Extracted data:
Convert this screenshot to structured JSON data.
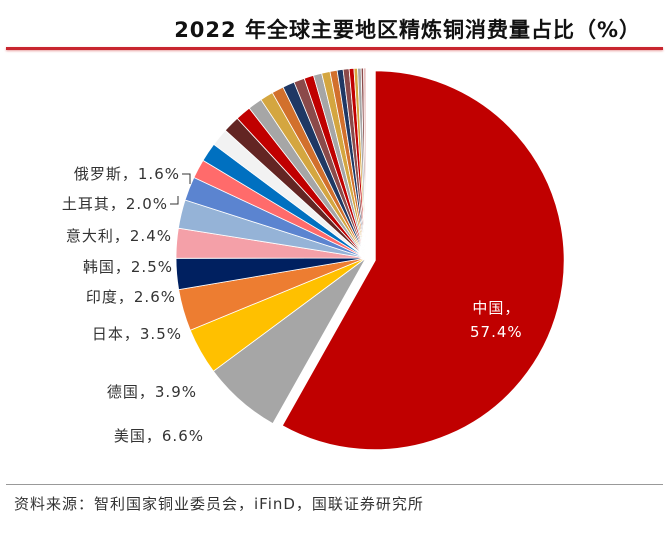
{
  "chart_data": {
    "type": "pie",
    "title": "2022 年全球主要地区精炼铜消费量占比（%）",
    "slices": [
      {
        "name": "中国",
        "value": 57.4,
        "color": "#c00000",
        "exploded": true,
        "label": "中国，",
        "value_label": "57.4%"
      },
      {
        "name": "美国",
        "value": 6.6,
        "color": "#a6a6a6",
        "label": "美国，6.6%"
      },
      {
        "name": "德国",
        "value": 3.9,
        "color": "#ffc000",
        "label": "德国，3.9%"
      },
      {
        "name": "日本",
        "value": 3.5,
        "color": "#ed7d31",
        "label": "日本，3.5%"
      },
      {
        "name": "印度",
        "value": 2.6,
        "color": "#002060",
        "label": "印度，2.6%"
      },
      {
        "name": "韩国",
        "value": 2.5,
        "color": "#f4a0a8",
        "label": "韩国，2.5%"
      },
      {
        "name": "意大利",
        "value": 2.4,
        "color": "#95b3d7",
        "label": "意大利，2.4%"
      },
      {
        "name": "土耳其",
        "value": 2.0,
        "color": "#5b84d0",
        "label": "土耳其，2.0%"
      },
      {
        "name": "俄罗斯",
        "value": 1.6,
        "color": "#ff6b6b",
        "label": "俄罗斯，1.6%"
      },
      {
        "name": "",
        "value": 1.6,
        "color": "#0070c0"
      },
      {
        "name": "",
        "value": 1.5,
        "color": "#f2f2f2"
      },
      {
        "name": "",
        "value": 1.4,
        "color": "#632523"
      },
      {
        "name": "",
        "value": 1.3,
        "color": "#c00000"
      },
      {
        "name": "",
        "value": 1.2,
        "color": "#a6a6a6"
      },
      {
        "name": "",
        "value": 1.1,
        "color": "#d4a640"
      },
      {
        "name": "",
        "value": 1.0,
        "color": "#d2702c"
      },
      {
        "name": "",
        "value": 1.0,
        "color": "#1f3864"
      },
      {
        "name": "",
        "value": 0.9,
        "color": "#8b4a4a"
      },
      {
        "name": "",
        "value": 0.8,
        "color": "#c00000"
      },
      {
        "name": "",
        "value": 0.7,
        "color": "#a6a6a6"
      },
      {
        "name": "",
        "value": 0.7,
        "color": "#d4a640"
      },
      {
        "name": "",
        "value": 0.6,
        "color": "#d2702c"
      },
      {
        "name": "",
        "value": 0.5,
        "color": "#1f3864"
      },
      {
        "name": "",
        "value": 0.5,
        "color": "#8b4a4a"
      },
      {
        "name": "",
        "value": 0.4,
        "color": "#c00000"
      },
      {
        "name": "",
        "value": 0.3,
        "color": "#d4a640"
      },
      {
        "name": "",
        "value": 0.3,
        "color": "#a6a6a6"
      },
      {
        "name": "",
        "value": 0.2,
        "color": "#8b4a4a"
      },
      {
        "name": "",
        "value": 0.2,
        "color": "#e6b9b8"
      }
    ]
  },
  "source": "资料来源：智利国家铜业委员会，iFinD，国联证券研究所"
}
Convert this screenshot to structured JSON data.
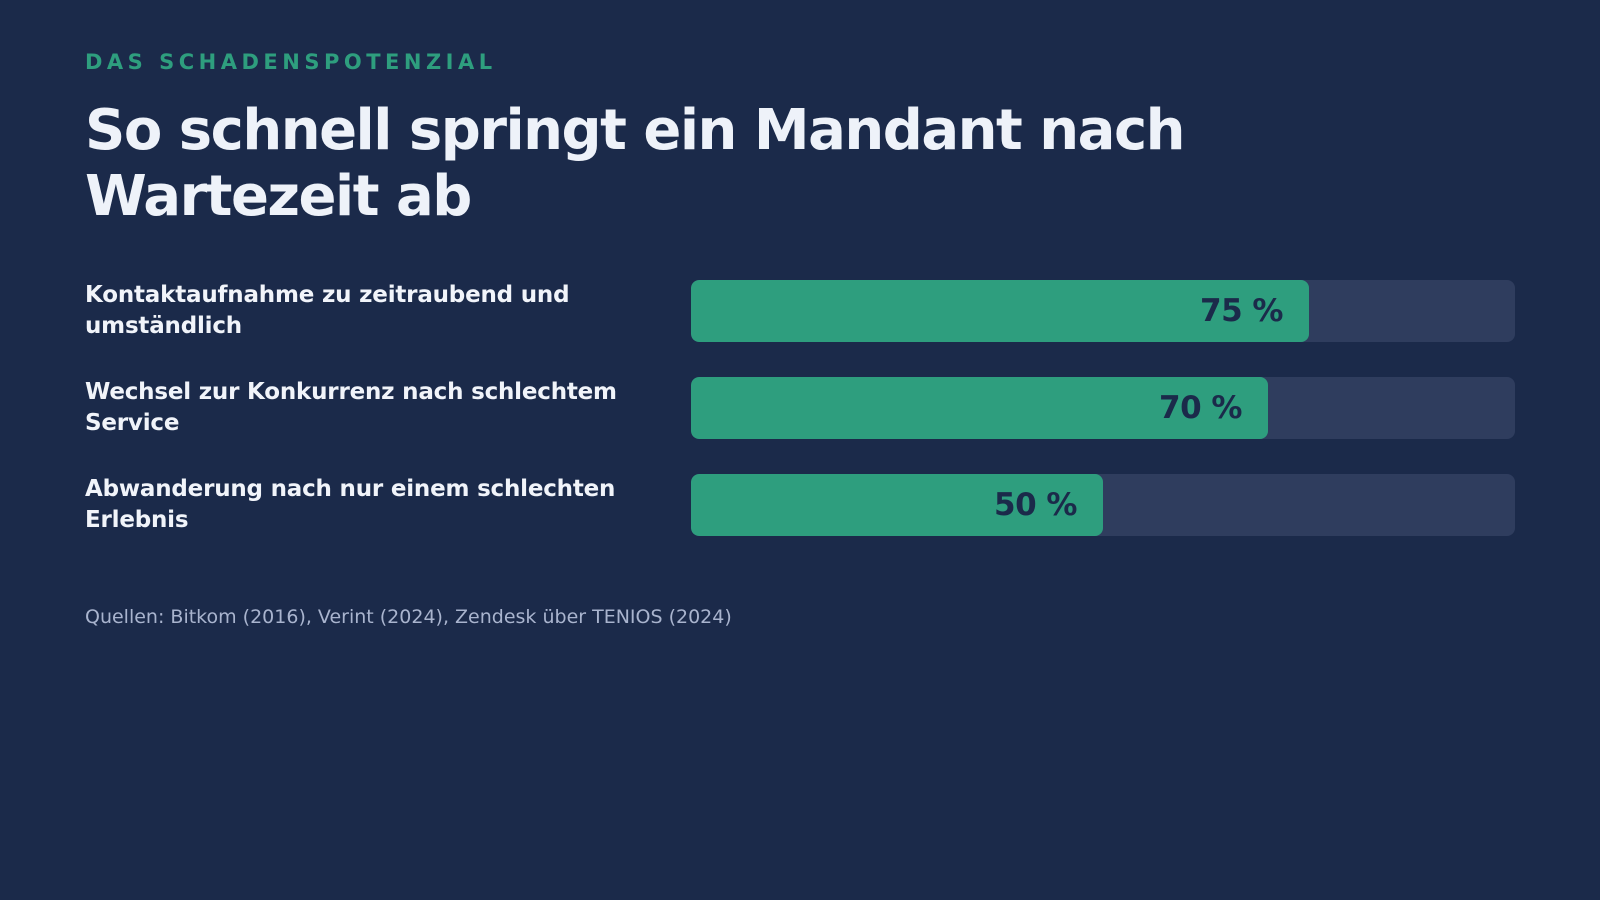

Stated task: Repeat the full listing above exactly, with no pictures in the copy.

Solution to this task:
Convert this screenshot to structured JSON data.
{
  "chart_data": {
    "type": "pie",
    "title": "2022 年全球主要地区精炼铜消费量占比（%）",
    "slices": [
      {
        "name": "中国",
        "value": 57.4,
        "color": "#c00000",
        "exploded": true,
        "label": "中国，",
        "value_label": "57.4%"
      },
      {
        "name": "美国",
        "value": 6.6,
        "color": "#a6a6a6",
        "label": "美国，6.6%"
      },
      {
        "name": "德国",
        "value": 3.9,
        "color": "#ffc000",
        "label": "德国，3.9%"
      },
      {
        "name": "日本",
        "value": 3.5,
        "color": "#ed7d31",
        "label": "日本，3.5%"
      },
      {
        "name": "印度",
        "value": 2.6,
        "color": "#002060",
        "label": "印度，2.6%"
      },
      {
        "name": "韩国",
        "value": 2.5,
        "color": "#f4a0a8",
        "label": "韩国，2.5%"
      },
      {
        "name": "意大利",
        "value": 2.4,
        "color": "#95b3d7",
        "label": "意大利，2.4%"
      },
      {
        "name": "土耳其",
        "value": 2.0,
        "color": "#5b84d0",
        "label": "土耳其，2.0%"
      },
      {
        "name": "俄罗斯",
        "value": 1.6,
        "color": "#ff6b6b",
        "label": "俄罗斯，1.6%"
      },
      {
        "name": "",
        "value": 1.6,
        "color": "#0070c0"
      },
      {
        "name": "",
        "value": 1.5,
        "color": "#f2f2f2"
      },
      {
        "name": "",
        "value": 1.4,
        "color": "#632523"
      },
      {
        "name": "",
        "value": 1.3,
        "color": "#c00000"
      },
      {
        "name": "",
        "value": 1.2,
        "color": "#a6a6a6"
      },
      {
        "name": "",
        "value": 1.1,
        "color": "#d4a640"
      },
      {
        "name": "",
        "value": 1.0,
        "color": "#d2702c"
      },
      {
        "name": "",
        "value": 1.0,
        "color": "#1f3864"
      },
      {
        "name": "",
        "value": 0.9,
        "color": "#8b4a4a"
      },
      {
        "name": "",
        "value": 0.8,
        "color": "#c00000"
      },
      {
        "name": "",
        "value": 0.7,
        "color": "#a6a6a6"
      },
      {
        "name": "",
        "value": 0.7,
        "color": "#d4a640"
      },
      {
        "name": "",
        "value": 0.6,
        "color": "#d2702c"
      },
      {
        "name": "",
        "value": 0.5,
        "color": "#1f3864"
      },
      {
        "name": "",
        "value": 0.5,
        "color": "#8b4a4a"
      },
      {
        "name": "",
        "value": 0.4,
        "color": "#c00000"
      },
      {
        "name": "",
        "value": 0.3,
        "color": "#d4a640"
      },
      {
        "name": "",
        "value": 0.3,
        "color": "#a6a6a6"
      },
      {
        "name": "",
        "value": 0.2,
        "color": "#8b4a4a"
      },
      {
        "name": "",
        "value": 0.2,
        "color": "#e6b9b8"
      }
    ]
  },
  "source": "资料来源：智利国家铜业委员会，iFinD，国联证券研究所"
}
Convert this screenshot to structured JSON data.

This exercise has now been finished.